**TRAVAIL À FAIRE:**
• 1. Dans l'extrait sur la radicalisation du mouvement, quels changements sur le plan sociologique et sur celui des perturbations illustrent son basculement ? Répondez en une à trois phrases.
• 2. Rédigez la suite de l'extrait sur la radicalisation du mouvement, en partant de sa dernière phrase.

**EXTRAIT:**

────────────────────

La radicalisation violente du mouvement est aujourd'hui incontestable. Il a basculé dès la première semaine, avec un changement très net de sa physionomie. Sur le plan sociologique, le public de personnes âgées, commerçants et salariés s'est réduit, alors que les plus jeunes, souvent sans emploi, également plus agressifs, sont restés.
Sur le plan géographique, le mouvement qui concernait au départ uniformément la France s'est concentré à l'ouest d'une ligne allant d'Amiens à Grenoble. Sur le plan des perturbations, alors que les voies de communication constituaient au départ la cible majoritaire, on a progressivement assisté à un déplacement du mouvement vers les centres économiques, les dépôts pétroliers, les centres logistiques. Samedi dernier, un nouveau palier a été franchi, avec des exactions à l'encontre des symboles de l'État - préfectures, mairies, trésoreries et permanences parlementaires -, sans oublier les nombreuses agressions de journalistes, qui ont retenu toute notre attention.

────────────────────

**LIGNES ENREGISTRÉES:**

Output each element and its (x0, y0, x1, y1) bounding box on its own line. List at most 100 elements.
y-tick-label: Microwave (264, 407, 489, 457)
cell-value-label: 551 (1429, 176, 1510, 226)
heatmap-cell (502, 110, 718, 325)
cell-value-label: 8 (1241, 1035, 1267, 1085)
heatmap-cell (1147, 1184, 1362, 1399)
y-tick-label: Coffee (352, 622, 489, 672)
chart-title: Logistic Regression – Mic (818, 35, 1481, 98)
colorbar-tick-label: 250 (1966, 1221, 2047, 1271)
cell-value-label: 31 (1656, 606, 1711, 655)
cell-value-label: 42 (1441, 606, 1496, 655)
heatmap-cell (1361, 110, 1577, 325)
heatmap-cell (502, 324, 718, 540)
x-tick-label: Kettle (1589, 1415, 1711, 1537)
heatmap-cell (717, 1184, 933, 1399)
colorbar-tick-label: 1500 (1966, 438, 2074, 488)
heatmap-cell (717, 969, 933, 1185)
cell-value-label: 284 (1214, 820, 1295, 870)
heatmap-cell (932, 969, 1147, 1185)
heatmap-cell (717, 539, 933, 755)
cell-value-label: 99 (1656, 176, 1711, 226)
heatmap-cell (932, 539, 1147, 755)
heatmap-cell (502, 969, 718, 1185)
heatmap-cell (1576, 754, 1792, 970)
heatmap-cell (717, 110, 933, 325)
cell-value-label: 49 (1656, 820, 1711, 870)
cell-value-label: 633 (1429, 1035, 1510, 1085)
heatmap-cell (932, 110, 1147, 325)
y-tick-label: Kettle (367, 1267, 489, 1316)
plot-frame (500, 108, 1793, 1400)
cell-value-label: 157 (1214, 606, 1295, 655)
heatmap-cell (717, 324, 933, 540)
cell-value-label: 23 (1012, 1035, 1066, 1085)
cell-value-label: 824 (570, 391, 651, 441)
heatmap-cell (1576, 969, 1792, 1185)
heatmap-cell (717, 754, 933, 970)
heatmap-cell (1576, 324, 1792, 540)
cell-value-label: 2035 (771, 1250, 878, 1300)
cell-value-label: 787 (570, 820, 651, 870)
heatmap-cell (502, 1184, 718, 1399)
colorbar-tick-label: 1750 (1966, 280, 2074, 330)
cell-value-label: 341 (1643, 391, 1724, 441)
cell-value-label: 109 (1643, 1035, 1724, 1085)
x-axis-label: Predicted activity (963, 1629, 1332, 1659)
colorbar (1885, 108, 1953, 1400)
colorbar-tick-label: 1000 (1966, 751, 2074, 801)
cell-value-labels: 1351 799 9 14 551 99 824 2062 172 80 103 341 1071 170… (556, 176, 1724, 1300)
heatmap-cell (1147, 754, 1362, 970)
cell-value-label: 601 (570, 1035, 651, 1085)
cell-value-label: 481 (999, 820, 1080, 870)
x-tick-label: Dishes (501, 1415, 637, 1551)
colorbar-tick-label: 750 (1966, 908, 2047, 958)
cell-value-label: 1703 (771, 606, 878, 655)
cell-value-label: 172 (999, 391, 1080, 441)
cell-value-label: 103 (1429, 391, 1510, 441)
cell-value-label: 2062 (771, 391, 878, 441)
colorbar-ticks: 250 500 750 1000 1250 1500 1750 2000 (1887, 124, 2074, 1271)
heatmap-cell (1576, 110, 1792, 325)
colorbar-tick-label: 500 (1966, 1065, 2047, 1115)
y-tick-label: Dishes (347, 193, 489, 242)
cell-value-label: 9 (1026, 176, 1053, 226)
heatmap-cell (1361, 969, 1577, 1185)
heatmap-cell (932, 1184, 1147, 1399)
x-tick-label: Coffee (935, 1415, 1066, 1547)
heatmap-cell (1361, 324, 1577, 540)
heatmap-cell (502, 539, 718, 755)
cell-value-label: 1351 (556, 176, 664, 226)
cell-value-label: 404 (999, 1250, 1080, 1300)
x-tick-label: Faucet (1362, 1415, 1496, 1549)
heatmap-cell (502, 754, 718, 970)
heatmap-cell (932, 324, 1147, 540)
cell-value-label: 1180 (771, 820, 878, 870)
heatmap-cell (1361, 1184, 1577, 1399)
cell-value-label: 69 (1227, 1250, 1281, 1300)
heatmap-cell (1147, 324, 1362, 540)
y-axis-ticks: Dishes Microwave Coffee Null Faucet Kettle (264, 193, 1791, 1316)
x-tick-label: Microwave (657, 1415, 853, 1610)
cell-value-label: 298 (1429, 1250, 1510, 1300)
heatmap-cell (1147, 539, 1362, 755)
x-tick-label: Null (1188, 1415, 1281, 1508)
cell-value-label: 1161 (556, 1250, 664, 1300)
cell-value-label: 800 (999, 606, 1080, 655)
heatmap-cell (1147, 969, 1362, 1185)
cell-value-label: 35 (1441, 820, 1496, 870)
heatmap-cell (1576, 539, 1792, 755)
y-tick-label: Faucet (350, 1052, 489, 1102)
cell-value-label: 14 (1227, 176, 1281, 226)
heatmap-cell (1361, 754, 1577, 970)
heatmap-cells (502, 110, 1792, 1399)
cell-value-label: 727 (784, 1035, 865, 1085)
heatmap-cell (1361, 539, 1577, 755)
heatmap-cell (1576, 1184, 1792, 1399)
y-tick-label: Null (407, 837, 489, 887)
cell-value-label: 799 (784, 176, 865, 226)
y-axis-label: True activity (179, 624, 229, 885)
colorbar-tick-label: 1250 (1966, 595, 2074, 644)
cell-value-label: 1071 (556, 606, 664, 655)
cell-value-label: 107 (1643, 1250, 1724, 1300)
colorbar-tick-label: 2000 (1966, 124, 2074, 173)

────────────────────

**RÉPONSES DANS L'ORDRE:**
• 1. Sur le plan sociologique, les personnes âgées, les commerçants et les salariés se sont faits plus rares, tandis que sont restés les plus jeunes, souvent sans emploi et plus agressifs. Quant aux perturbations, elles ont d'abord visé surtout les voies de communication, puis les centres économiques, les dépôts pétroliers et les centres logistiques. Samedi dernier, les symboles de l'État et des journalistes ont aussi été pris pour cibles.

• 2.
Je note l'incapacité du mouvement à se structurer, à faire émerger un ou plusieurs leaders capables de dialoguer avec les institutions, alors que ce dialogue est pourtant essentiel. Comme je l'ai dit, sans organisateur, l'État se retrouve seul à encadrer un mouvement totalement désorganisé, qui se transforme en attroupements. Dans le cadre de manifestations traditionnelles, des services d'ordre sécurisent le cortège : samedi dernier, certaines manifestations avaient leur service d'ordre ; c'était aussi le cas le 24 novembre dernier. Ces services permettent d'assurer à la fois la sécurité des personnes et des biens et la liberté d'expression. Permettre l'exercice de cette liberté dans des conditions de sécurité est, avec Christophe Castaner, l'une de nos missions principales.
Vous connaissez les conséquences dramatiques de cette désorganisation : 3 décès, qui ont tous été occasionnés dans le cadre des barrages routiers ; 1 032 blessés, dont 39 graves. Les actions, d'une rare complexité, avec de nombreux barrages routiers, toujours imprévisibles, ont nécessité une mobilisation des forces de l'ordre en des points très éclatés, avec, parfois, des tensions entre manifestants. D'ailleurs, un certain nombre de gilets jaunes ont demandé une protection des forces de l'ordre aux services de l'État en raison des menaces dont ils faisaient l'objet.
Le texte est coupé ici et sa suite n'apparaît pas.